- 指示:
- 1) 提供テキストの「前回も、探索的にイノベーショ」を含む箇所から「やっぱりその創発的集合的なイノベーションが進むのであるっていう。」までを、「講演」を「セミナー」に改めて書き直しなさい。
- 2) 提供テキストで、お話に出てきた本として挙げられている書名は何か。

- 提供テキスト:
···
ナイキストさんという存在の何がチームにイノベーションを生み出したのか? こういう、具体的な話から何かが抽出され、日常に持ち歩けそうな視点や視座になっていくところこそ、篠田さんと山田さんの対話の真骨頂。「この話と聴くってつながりそうなんだけど、よくわからないのでしゃべってみてほしい」というお題を思いつかれた方、メッセージお待ちしています。

■お話に出てきた本

THE CULTURE CODE ―カルチャーコード― 最強チームをつくる方法

サマリー

ポッドキャストでは、組織やイノベーションに関するテーマが取り上げられ、問いの重要性や聴くことの効果について考察されています。特に、問いを設けることがイノベーションにつながることやナイキスト効果について紹介され、リスナーに新たな視点を提供します。穏やかな人柄と好奇心から生まれるコミュニケーションや問いかけの重要性が、良いアイデアを生むプロセスの中で強調されます。また、エール代表の櫻井さんの著作を通じて、聴き上手や人柄の価値が語られています。

組織とイノベーションの問い
組織を考えるメディア、オーガナイズ。このポートキャストは、エールの篠田さんと山田で、組織を考える、捉え直す上で、我々が面白いと思った視点・観点を深めていこうという番組です。
では、篠田さん、今回もよろしくお願いします。
よろしくお願いします。
前回も、探索的にイノベーションと聴くって何だろうかっていうところで話しましたが、なんか、続きと言えば続き、違うと言えば違うという感じで。
ちょっとね、重なる気は、重なるところでちょっと次、もう一回このパターンやってみましょうか。
かつては、このポッドキャストの初めの10回ぐらいは、私がすでに考えて講演で話していることをよりディープに話すだったけど、今回は未来の講演に向けて、考えきれてない材料を一緒に作るっていうトライアルで。
しかもイノベーションとちょっと重なる気がして、このテーマを考えているんですよね。
いい問い大事っていう議論がいっぱいあるじゃないですか。
それこそイノベーションという文脈でも、要は筋のいい問いが設定されると、それに向かっていろんな人がああでもない、こうでもないって答えを出そうとするんで、
やっぱりその創発的集合的なイノベーションが進むのであるっていう。
···
- 提供資料:
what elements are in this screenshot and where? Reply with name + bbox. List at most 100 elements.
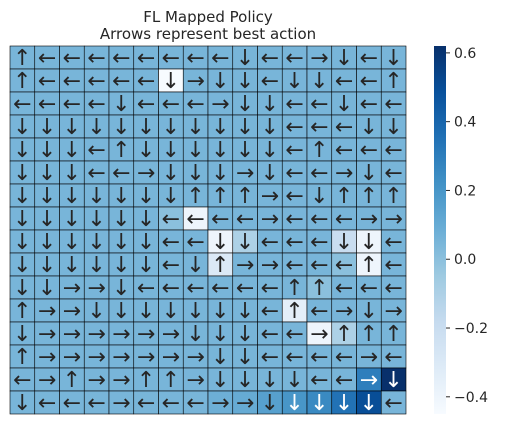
···
- 各課題の解答:
- 1)
前回も、探索的にイノベーションと聴くって何だろうかっていうところで話しましたが、なんか、続きと言えば続き、違うと言えば違うという感じで。
ちょっとね、重なる気は、重なるところでちょっと次、もう一回このパターンやってみましょうか。
かつては、このポッドキャストの初めの10回ぐらいは、私がすでに考えてセミナーで話していることをよりディープに話すだったけど、今回は未来のセミナーに向けて、考えきれてない材料を一緒に作るっていうトライアルで。
しかもイノベーションとちょっと重なる気がして、このテーマを考えているんですよね。
いい問い大事っていう議論がいっぱいあるじゃないですか。
それこそイノベーションという文脈でも、要は筋のいい問いが設定されると、それに向かっていろんな人がああでもない、こうでもないって答えを出そうとするんで、
やっぱりその創発的集合的なイノベーションが進むのであるっていう。

- 2) 「THE CULTURE CODE ―カルチャーコード― 最強チームをつくる方法」